__THE DATA__.
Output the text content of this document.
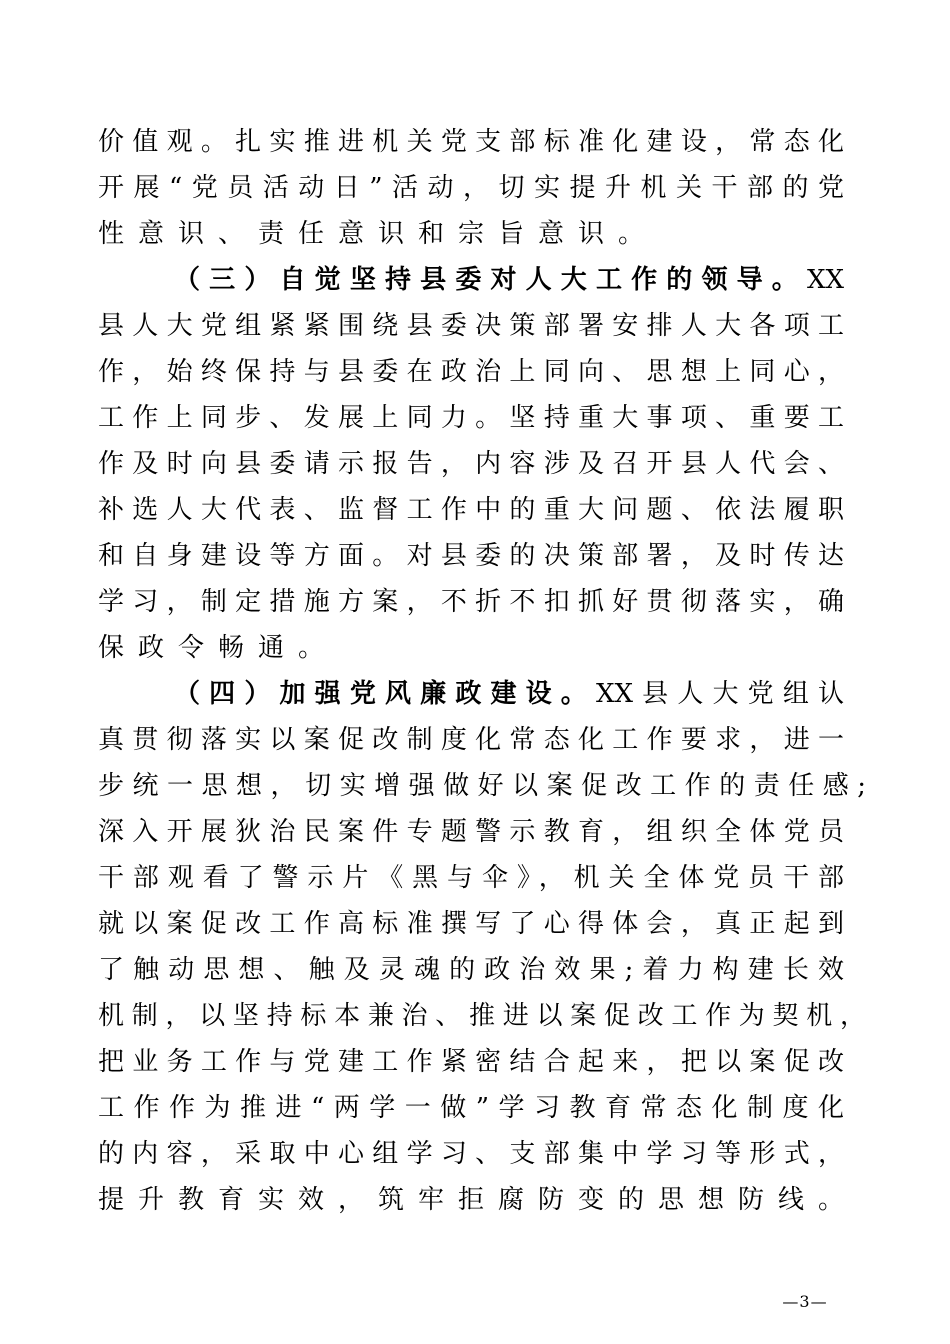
价值观。扎实推进机关党支部标准化建设，常态化
开展“党员活动日”活动，切实提升机关干部的党
性意识、责任意识和宗旨意识。
（三）自觉坚持县委对人大工作的领导。XX
县人大党组紧紧围绕县委决策部署安排人大各项工
作，始终保持与县委在政治上同向、思想上同心，
工作上同步、发展上同力。坚持重大事项、重要工
作及时向县委请示报告，内容涉及召开县人代会、
补选人大代表、监督工作中的重大问题、依法履职
和自身建设等方面。对县委的决策部署，及时传达
学习，制定措施方案，不折不扣抓好贯彻落实，确
保政令畅通。
（四）加强党风廉政建设。XX县人大党组认
真贯彻落实以案促改制度化常态化工作要求，进一
步统一思想，切实增强做好以案促改工作的责任感;
深入开展狄治民案件专题警示教育，组织全体党员
干部观看了警示片《黑与伞》，机关全体党员干部
就以案促改工作高标准撰写了心得体会，真正起到
了触动思想、触及灵魂的政治效果;着力构建长效
机制，以坚持标本兼治、推进以案促改工作为契机，
把业务工作与党建工作紧密结合起来，把以案促改
工作作为推进“两学一做”学习教育常态化制度化
的内容，采取中心组学习、支部集中学习等形式，
提升教育实效，筑牢拒腐防变的思想防线。
—3—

__PROBLEM TO WORK ON__. All records should be output exactly, with the pictures left out.

__EXPECTED OUTPUT__.
Output the text content of this document.
价值观。扎实推进机关党支部标准化建设，常态化
开展“党员活动日”活动，切实提升机关干部的党
性意识、责任意识和宗旨意识。
（三）自觉坚持县委对人大工作的领导。XX
县人大党组紧紧围绕县委决策部署安排人大各项工
作，始终保持与县委在政治上同向、思想上同心，
工作上同步、发展上同力。坚持重大事项、重要工
作及时向县委请示报告，内容涉及召开县人代会、
补选人大代表、监督工作中的重大问题、依法履职
和自身建设等方面。对县委的决策部署，及时传达
学习，制定措施方案，不折不扣抓好贯彻落实，确
保政令畅通。
（四）加强党风廉政建设。XX县人大党组认
真贯彻落实以案促改制度化常态化工作要求，进一
步统一思想，切实增强做好以案促改工作的责任感;
深入开展狄治民案件专题警示教育，组织全体党员
干部观看了警示片《黑与伞》，机关全体党员干部
就以案促改工作高标准撰写了心得体会，真正起到
了触动思想、触及灵魂的政治效果;着力构建长效
机制，以坚持标本兼治、推进以案促改工作为契机，
把业务工作与党建工作紧密结合起来，把以案促改
工作作为推进“两学一做”学习教育常态化制度化
的内容，采取中心组学习、支部集中学习等形式，
提升教育实效，筑牢拒腐防变的思想防线。
—3—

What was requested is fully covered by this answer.